## Your goal
Gather all lines from the material that contain the word "운동이지".

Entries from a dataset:
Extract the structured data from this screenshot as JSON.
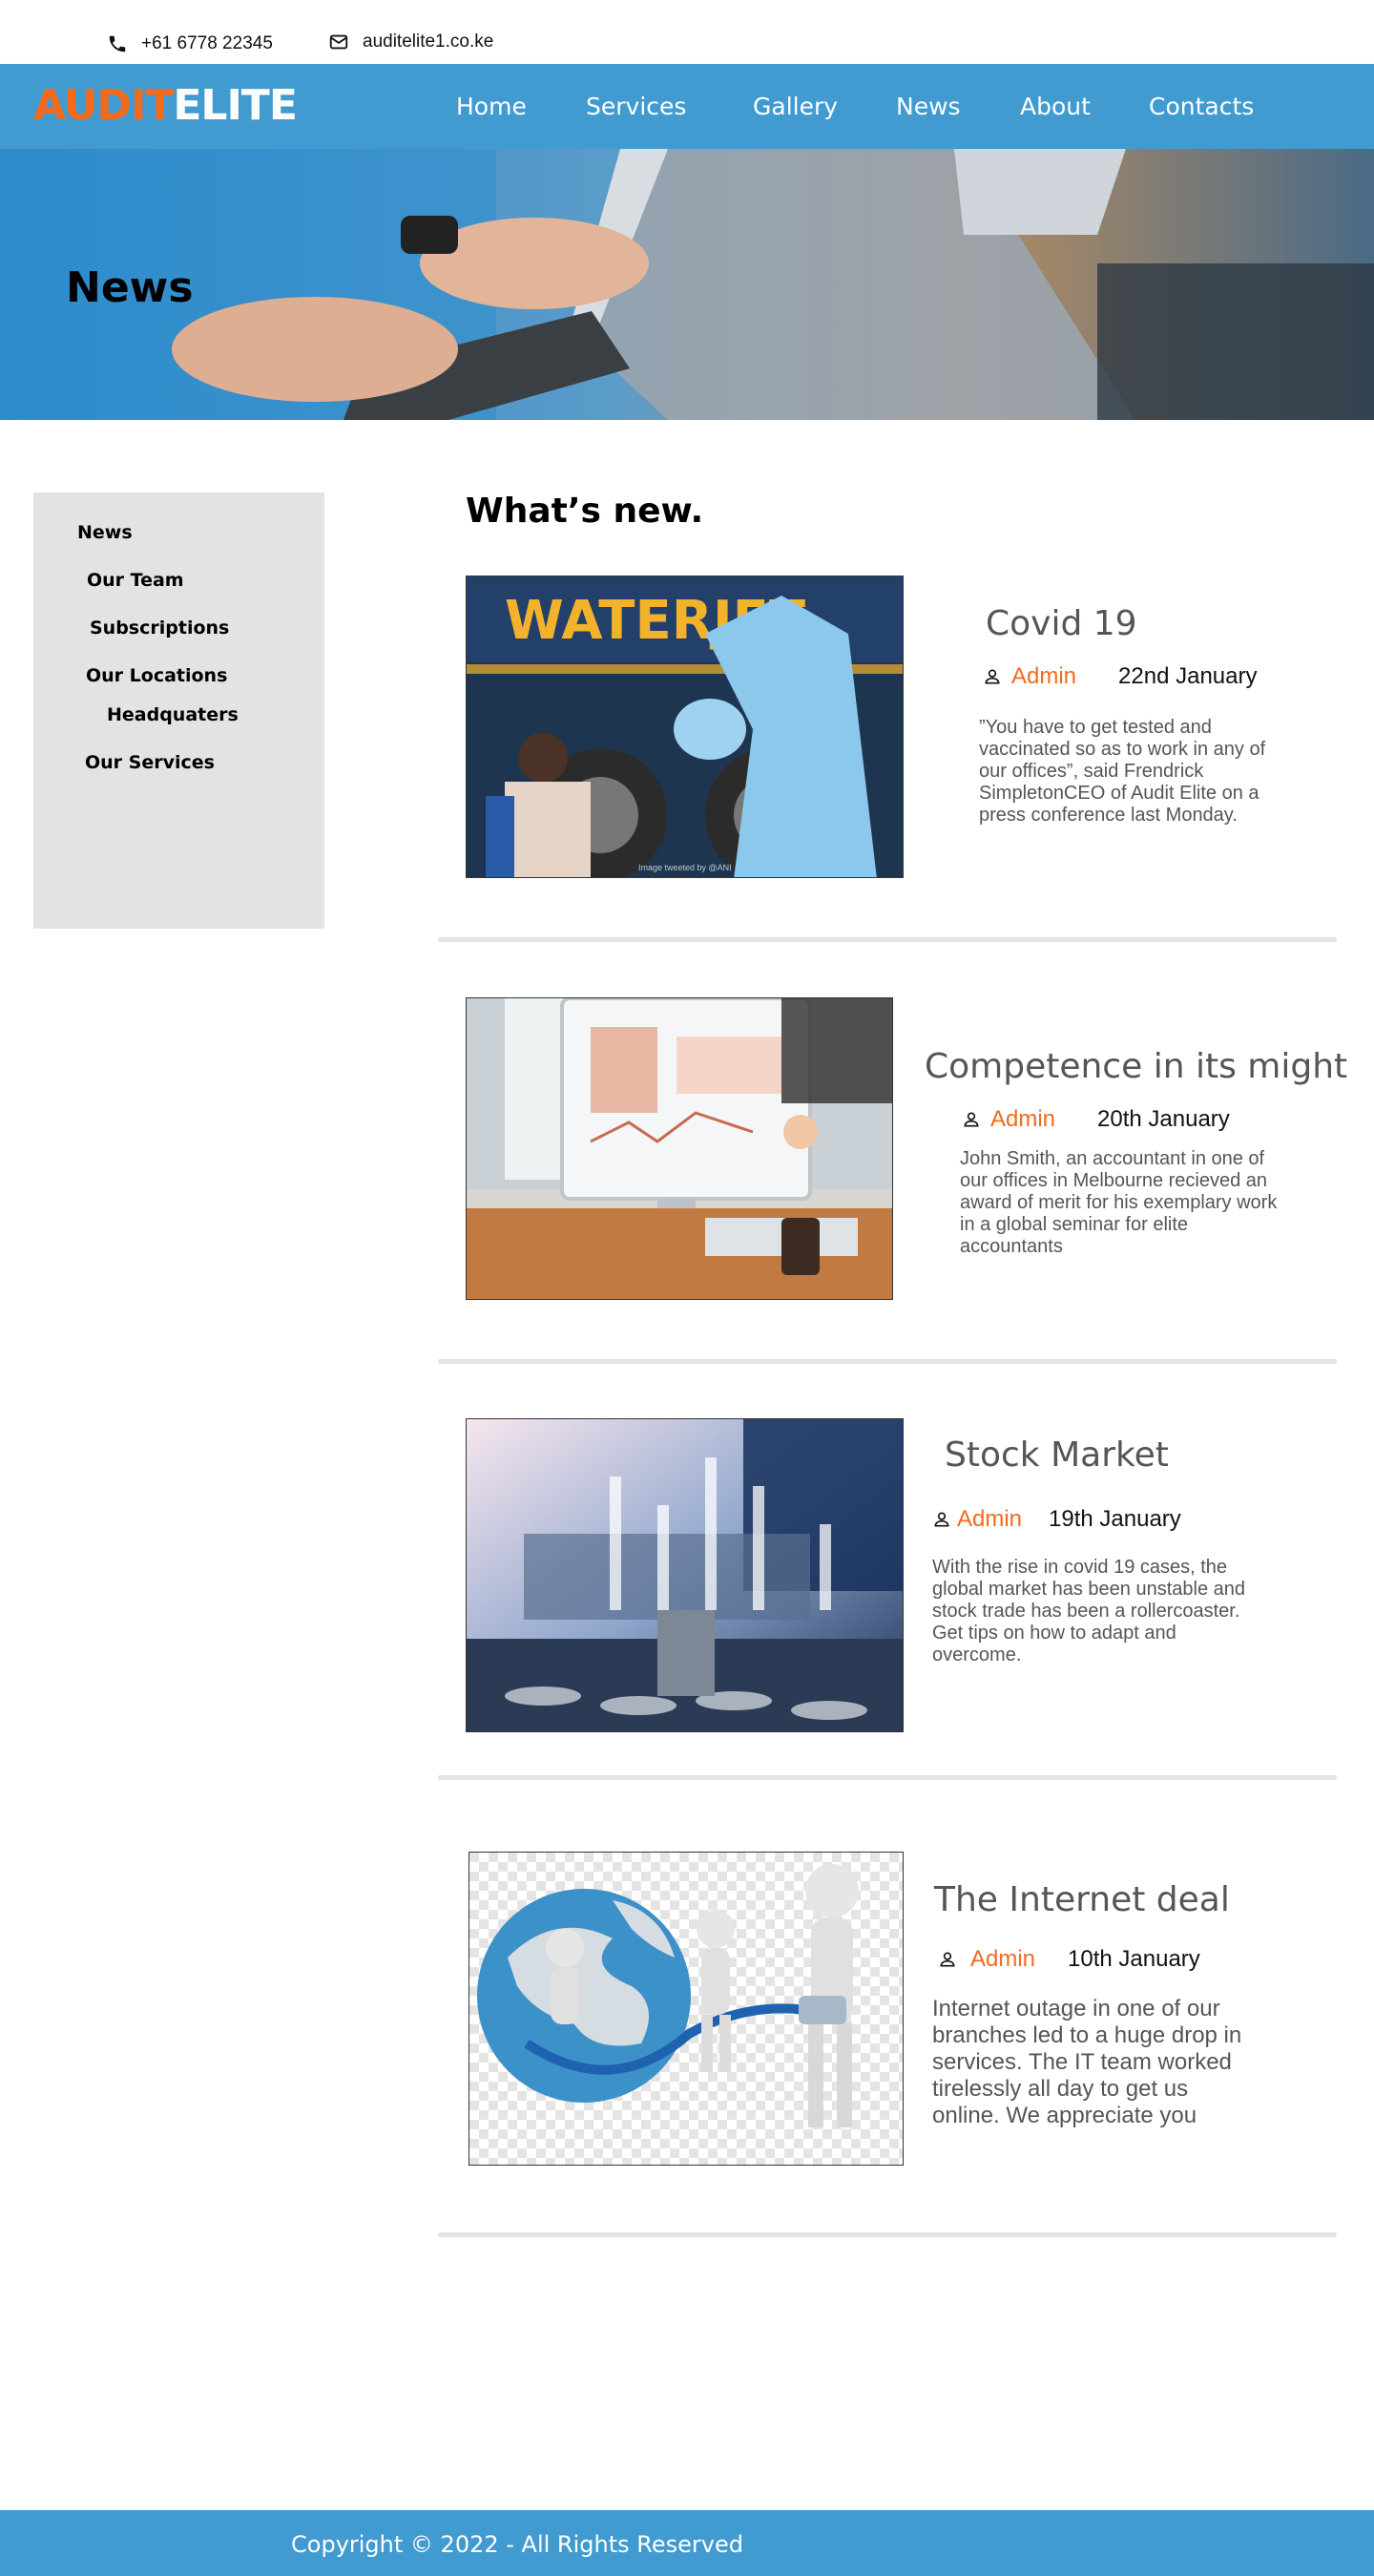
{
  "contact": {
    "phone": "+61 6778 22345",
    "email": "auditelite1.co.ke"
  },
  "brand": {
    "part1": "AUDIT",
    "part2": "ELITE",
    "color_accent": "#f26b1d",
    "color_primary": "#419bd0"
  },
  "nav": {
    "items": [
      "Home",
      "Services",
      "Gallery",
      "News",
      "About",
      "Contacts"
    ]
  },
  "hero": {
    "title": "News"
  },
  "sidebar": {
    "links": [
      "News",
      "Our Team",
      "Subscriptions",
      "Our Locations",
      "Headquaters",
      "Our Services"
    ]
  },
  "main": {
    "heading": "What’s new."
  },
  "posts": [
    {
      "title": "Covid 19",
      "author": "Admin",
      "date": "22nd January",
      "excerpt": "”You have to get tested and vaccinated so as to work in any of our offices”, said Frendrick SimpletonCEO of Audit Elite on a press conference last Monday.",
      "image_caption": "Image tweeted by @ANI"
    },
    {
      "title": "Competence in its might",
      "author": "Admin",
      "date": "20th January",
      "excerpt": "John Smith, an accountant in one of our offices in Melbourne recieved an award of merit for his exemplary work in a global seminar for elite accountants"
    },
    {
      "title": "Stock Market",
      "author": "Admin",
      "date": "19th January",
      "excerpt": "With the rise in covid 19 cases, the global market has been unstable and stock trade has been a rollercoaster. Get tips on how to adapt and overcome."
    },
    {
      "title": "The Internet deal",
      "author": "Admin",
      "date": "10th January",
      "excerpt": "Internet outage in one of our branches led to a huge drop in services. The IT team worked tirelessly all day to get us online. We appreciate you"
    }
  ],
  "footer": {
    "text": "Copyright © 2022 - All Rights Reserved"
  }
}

---

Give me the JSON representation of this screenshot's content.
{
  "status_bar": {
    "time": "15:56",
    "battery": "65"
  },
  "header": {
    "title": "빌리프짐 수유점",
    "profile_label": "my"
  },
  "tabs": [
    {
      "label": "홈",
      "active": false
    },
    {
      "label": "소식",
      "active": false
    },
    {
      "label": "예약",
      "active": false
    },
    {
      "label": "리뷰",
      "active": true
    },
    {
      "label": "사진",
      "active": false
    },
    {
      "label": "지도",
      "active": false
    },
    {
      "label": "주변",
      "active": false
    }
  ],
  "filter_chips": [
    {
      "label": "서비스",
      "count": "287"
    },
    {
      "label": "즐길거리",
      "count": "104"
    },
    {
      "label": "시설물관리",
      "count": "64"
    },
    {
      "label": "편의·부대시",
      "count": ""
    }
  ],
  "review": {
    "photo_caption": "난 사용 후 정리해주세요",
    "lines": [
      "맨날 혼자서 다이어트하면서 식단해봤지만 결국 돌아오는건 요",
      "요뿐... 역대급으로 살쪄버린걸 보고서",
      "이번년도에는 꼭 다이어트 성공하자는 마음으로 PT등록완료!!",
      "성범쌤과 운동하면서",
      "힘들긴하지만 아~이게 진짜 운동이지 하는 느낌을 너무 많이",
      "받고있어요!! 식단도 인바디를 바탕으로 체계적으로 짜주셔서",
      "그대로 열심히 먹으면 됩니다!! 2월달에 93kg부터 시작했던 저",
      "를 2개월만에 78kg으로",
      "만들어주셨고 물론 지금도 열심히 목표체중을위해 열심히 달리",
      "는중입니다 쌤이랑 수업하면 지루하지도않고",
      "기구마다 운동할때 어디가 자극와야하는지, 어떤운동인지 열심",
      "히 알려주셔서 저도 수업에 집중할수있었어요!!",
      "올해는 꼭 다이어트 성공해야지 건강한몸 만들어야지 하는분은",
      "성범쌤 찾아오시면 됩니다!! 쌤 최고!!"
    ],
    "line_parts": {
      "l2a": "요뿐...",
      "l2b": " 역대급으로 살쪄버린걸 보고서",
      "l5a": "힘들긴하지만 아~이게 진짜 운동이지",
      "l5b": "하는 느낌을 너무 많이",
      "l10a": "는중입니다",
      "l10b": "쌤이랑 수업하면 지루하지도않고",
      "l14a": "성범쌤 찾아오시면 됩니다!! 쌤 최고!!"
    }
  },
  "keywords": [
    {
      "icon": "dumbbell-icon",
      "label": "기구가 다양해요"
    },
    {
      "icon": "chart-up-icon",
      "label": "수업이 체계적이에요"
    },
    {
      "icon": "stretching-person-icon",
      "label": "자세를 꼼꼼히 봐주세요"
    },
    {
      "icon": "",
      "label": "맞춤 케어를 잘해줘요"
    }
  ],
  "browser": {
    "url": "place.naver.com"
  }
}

---

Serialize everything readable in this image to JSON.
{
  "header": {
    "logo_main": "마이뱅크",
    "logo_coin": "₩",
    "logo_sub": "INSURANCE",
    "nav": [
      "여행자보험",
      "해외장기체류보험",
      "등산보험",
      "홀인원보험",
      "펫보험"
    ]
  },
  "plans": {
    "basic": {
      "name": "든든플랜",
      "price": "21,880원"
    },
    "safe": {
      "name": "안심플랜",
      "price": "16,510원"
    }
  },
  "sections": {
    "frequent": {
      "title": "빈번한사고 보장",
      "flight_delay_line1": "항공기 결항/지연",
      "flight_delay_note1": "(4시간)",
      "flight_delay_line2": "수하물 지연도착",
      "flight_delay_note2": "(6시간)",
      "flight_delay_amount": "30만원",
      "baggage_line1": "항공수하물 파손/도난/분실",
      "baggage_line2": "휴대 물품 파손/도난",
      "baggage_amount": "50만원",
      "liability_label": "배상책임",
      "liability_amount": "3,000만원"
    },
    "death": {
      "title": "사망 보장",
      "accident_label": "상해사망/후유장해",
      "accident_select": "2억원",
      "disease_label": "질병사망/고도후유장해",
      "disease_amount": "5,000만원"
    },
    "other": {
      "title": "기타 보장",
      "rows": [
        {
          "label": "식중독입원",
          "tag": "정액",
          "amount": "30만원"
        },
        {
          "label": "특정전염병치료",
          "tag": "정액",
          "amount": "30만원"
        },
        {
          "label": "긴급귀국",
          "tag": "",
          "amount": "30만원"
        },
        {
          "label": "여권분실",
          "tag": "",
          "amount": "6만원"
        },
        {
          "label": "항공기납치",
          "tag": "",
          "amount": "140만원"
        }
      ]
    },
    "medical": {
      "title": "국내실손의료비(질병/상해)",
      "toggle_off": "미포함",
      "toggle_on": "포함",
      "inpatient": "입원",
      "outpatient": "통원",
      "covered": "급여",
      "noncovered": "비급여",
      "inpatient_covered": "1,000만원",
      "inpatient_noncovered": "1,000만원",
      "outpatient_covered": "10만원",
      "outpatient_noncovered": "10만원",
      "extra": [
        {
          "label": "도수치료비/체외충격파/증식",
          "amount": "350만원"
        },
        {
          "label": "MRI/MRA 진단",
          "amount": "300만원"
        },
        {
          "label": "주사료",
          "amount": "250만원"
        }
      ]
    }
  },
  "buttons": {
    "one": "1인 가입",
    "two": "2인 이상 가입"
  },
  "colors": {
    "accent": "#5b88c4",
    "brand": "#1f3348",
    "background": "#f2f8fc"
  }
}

## Exercise output
      "힘들긴하지만 아~이게 진짜 운동이지 하는 느낌을 너무 많이",
      "l5a": "힘들긴하지만 아~이게 진짜 운동이지",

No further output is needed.